Copy each line that contains the word "Fatalities".

(Part of a data file)
════════════════════

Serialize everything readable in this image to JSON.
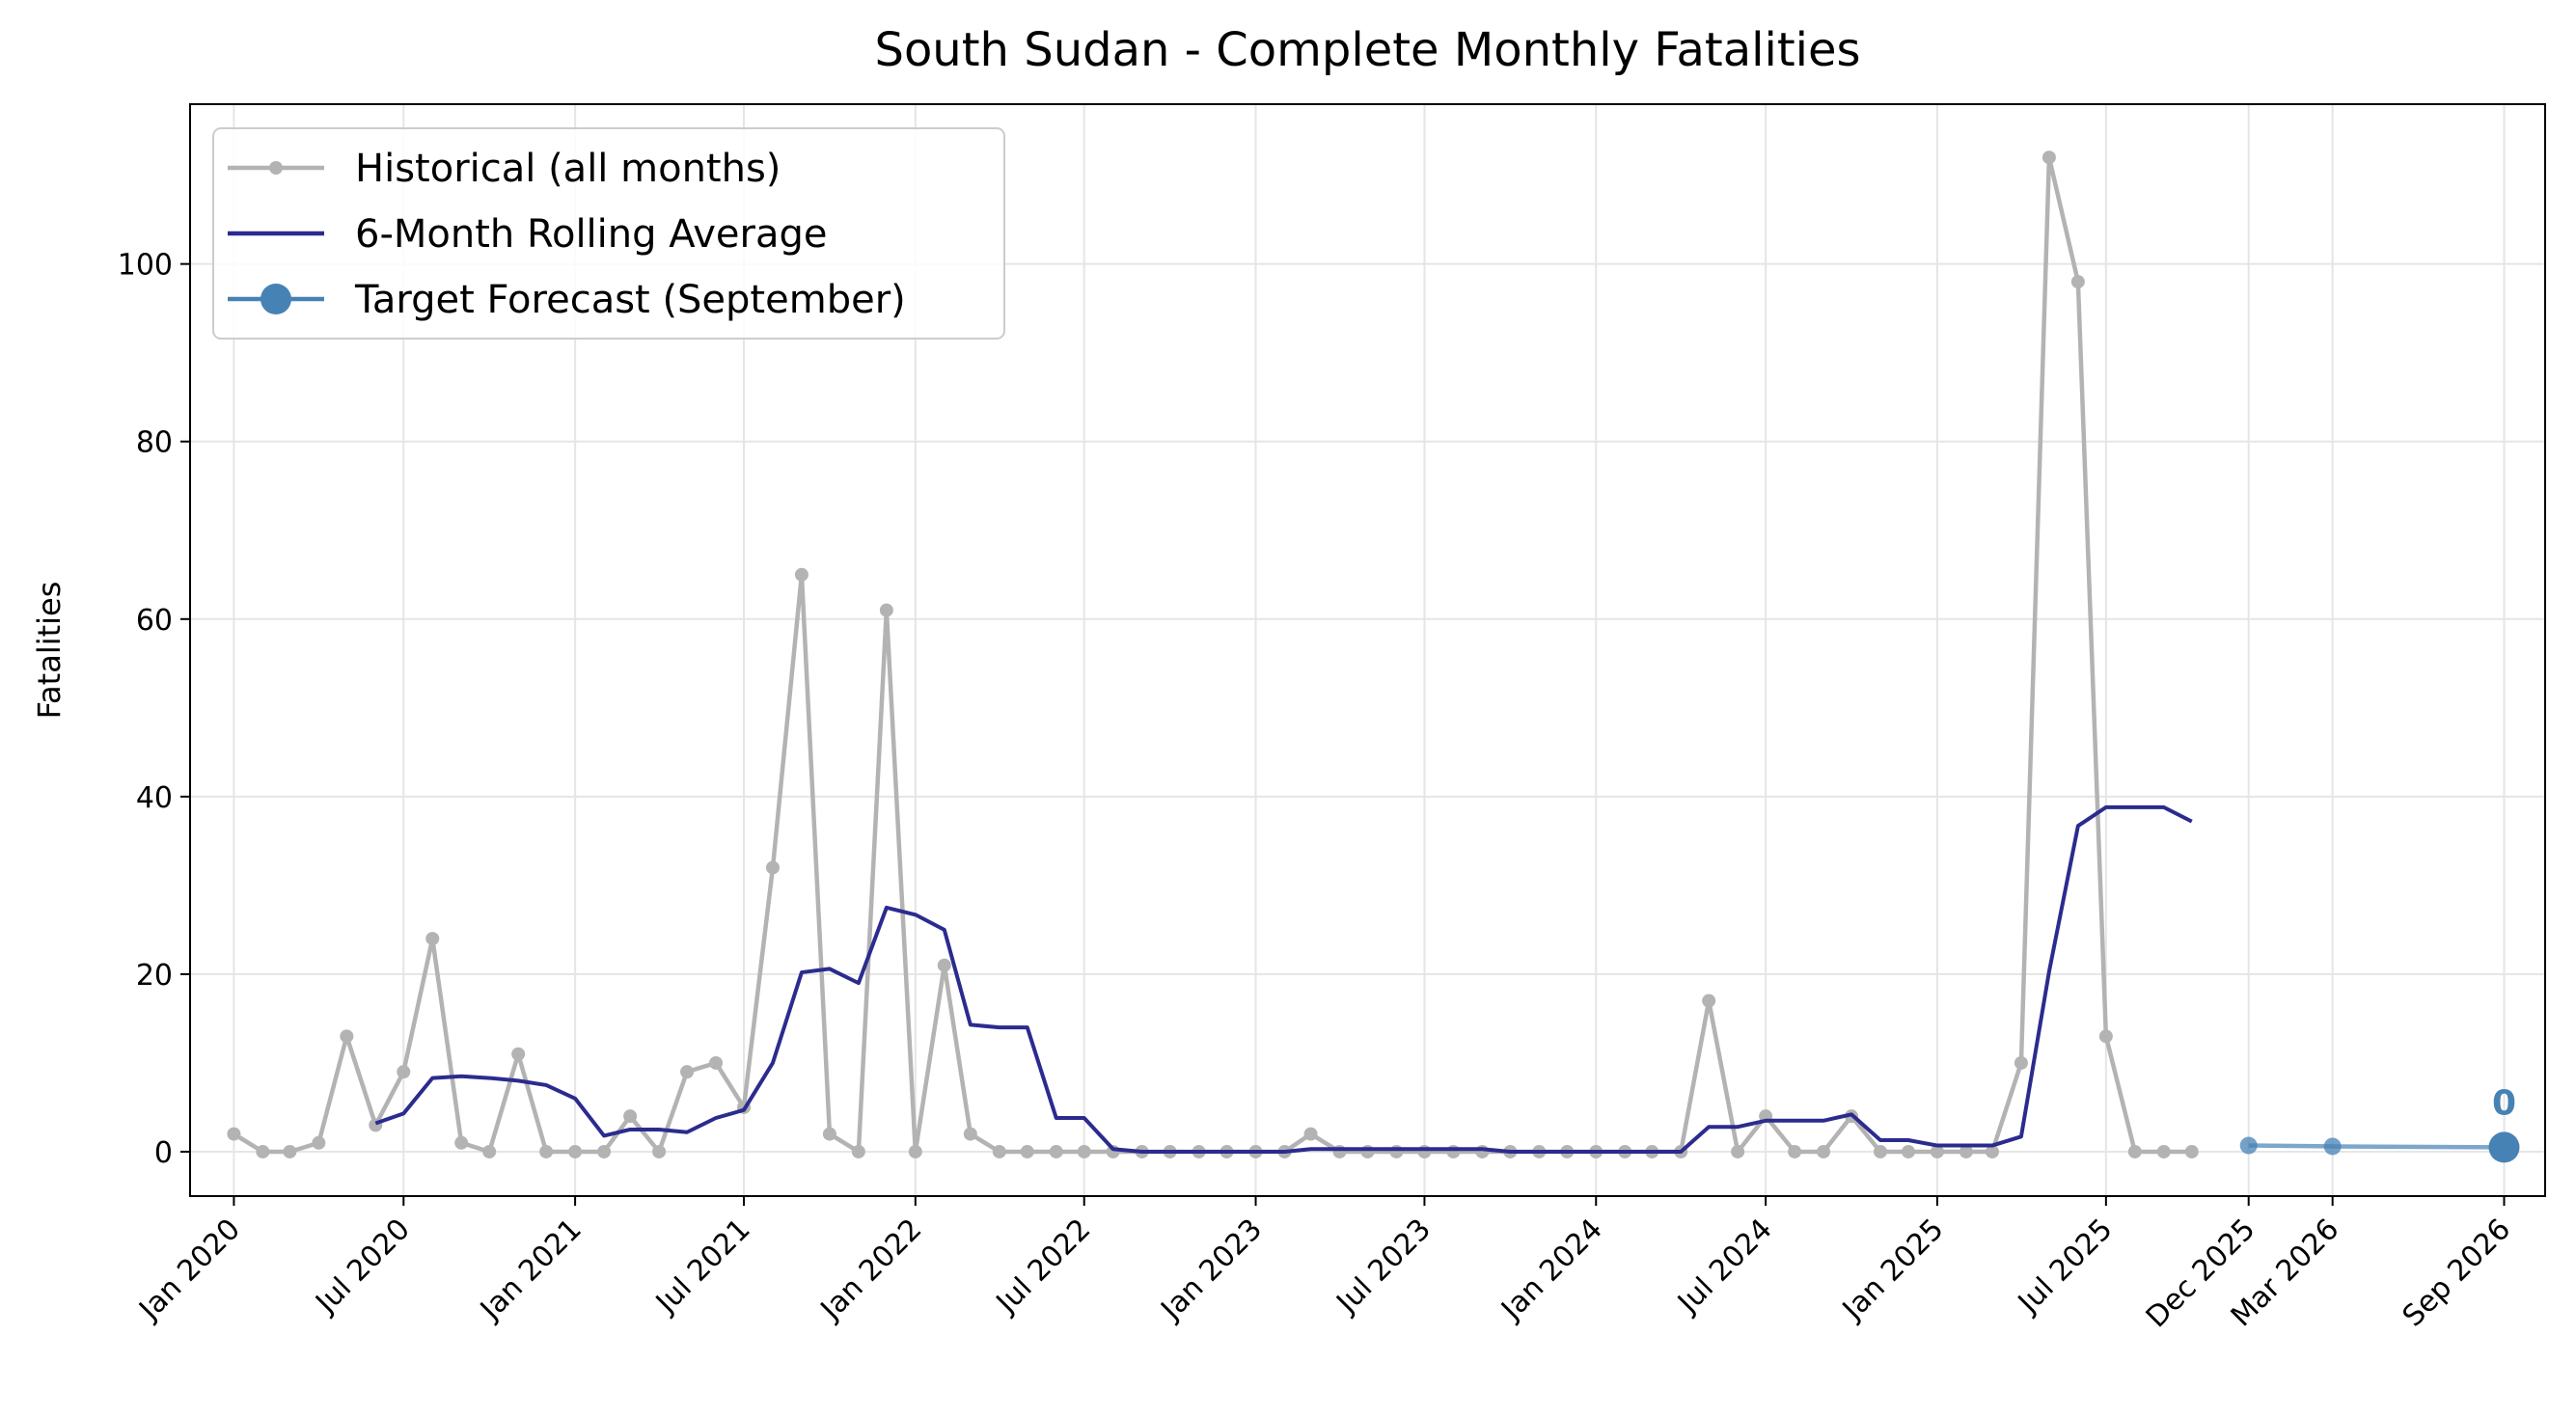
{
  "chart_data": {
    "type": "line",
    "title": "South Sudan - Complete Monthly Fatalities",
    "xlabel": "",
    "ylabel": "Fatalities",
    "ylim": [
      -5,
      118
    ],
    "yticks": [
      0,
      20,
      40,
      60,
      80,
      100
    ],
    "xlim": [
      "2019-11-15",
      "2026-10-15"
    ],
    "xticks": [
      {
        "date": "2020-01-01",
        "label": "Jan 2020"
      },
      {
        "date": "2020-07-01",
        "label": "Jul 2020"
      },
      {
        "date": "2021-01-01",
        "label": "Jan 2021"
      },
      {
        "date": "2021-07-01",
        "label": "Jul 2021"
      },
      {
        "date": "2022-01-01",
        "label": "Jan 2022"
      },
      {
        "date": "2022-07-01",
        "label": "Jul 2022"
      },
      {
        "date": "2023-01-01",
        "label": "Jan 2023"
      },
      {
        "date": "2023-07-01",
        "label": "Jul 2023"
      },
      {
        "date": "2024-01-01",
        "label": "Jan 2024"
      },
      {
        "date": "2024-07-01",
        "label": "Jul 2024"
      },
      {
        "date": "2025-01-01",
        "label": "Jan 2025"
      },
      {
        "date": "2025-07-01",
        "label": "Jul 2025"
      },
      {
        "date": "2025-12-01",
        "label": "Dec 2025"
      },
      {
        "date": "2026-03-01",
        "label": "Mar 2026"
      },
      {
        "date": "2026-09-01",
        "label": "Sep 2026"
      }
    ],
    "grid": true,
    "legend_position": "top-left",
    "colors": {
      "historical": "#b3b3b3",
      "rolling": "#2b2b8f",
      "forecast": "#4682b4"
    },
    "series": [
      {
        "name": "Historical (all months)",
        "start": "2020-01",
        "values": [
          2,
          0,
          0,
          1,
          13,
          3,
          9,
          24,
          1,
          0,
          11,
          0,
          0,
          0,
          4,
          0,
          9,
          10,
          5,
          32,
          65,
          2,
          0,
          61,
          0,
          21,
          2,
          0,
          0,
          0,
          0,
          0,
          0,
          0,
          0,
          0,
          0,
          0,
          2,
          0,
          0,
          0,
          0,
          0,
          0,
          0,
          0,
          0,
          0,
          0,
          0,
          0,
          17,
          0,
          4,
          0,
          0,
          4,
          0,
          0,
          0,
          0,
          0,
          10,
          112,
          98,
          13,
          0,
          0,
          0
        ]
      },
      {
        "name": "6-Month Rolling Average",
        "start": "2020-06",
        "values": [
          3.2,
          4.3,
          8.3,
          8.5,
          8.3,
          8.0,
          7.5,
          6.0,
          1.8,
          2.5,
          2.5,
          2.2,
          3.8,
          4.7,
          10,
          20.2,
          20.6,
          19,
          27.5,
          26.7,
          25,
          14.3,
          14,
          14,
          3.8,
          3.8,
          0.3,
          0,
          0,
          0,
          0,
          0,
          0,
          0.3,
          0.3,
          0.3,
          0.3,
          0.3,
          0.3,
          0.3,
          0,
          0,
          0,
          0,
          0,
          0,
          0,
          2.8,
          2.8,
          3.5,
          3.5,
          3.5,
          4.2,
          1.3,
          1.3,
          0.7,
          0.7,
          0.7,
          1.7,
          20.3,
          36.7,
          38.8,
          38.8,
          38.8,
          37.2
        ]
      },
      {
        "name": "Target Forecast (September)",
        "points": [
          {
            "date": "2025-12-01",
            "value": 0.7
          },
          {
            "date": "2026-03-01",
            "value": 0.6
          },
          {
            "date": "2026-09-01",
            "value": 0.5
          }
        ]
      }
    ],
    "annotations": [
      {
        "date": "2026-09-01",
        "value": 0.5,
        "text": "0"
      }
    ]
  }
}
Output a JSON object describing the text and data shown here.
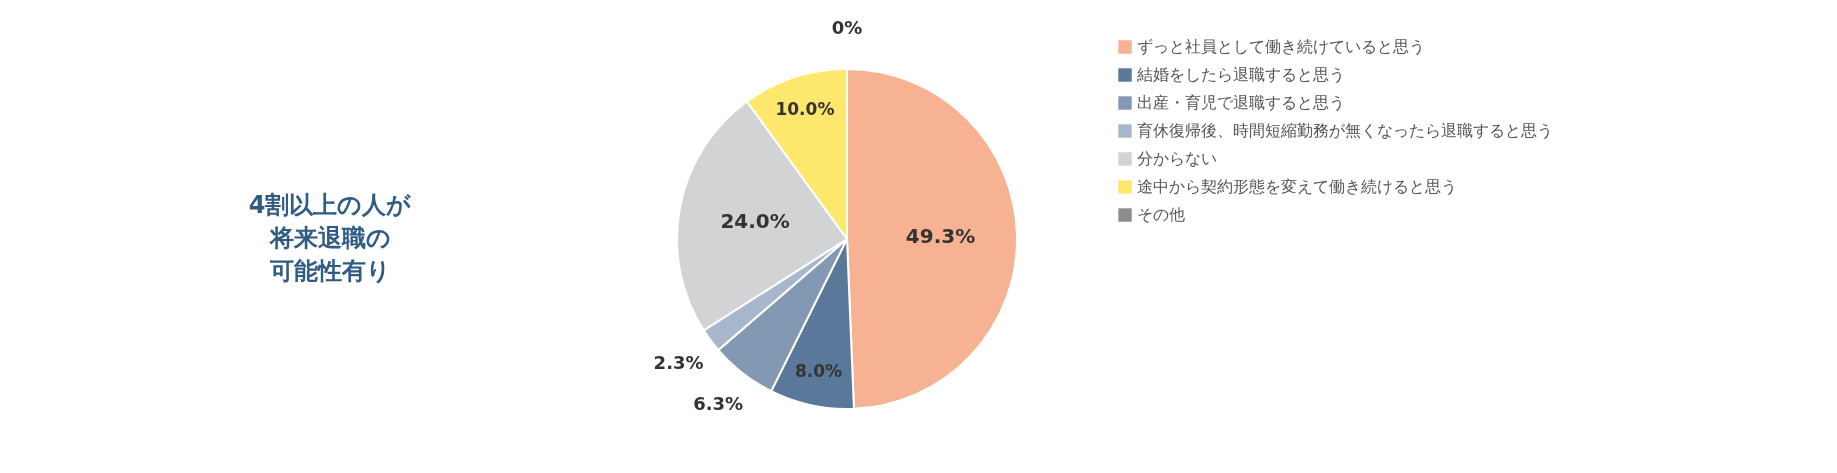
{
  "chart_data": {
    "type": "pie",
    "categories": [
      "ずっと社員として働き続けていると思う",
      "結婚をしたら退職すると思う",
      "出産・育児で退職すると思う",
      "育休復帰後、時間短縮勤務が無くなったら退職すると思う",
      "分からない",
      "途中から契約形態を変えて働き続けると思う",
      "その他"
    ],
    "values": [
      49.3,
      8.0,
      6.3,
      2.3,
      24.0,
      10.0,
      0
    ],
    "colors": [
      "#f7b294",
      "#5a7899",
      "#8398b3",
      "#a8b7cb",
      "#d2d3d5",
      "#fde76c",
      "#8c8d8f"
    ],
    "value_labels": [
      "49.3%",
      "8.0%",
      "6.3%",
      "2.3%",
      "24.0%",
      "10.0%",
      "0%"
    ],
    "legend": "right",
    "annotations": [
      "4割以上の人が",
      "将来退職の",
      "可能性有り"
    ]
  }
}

════════════════════

_Final answer_.
    "title": "South Sudan - Complete Monthly Fatalities",
    "ylabel": "Fatalities",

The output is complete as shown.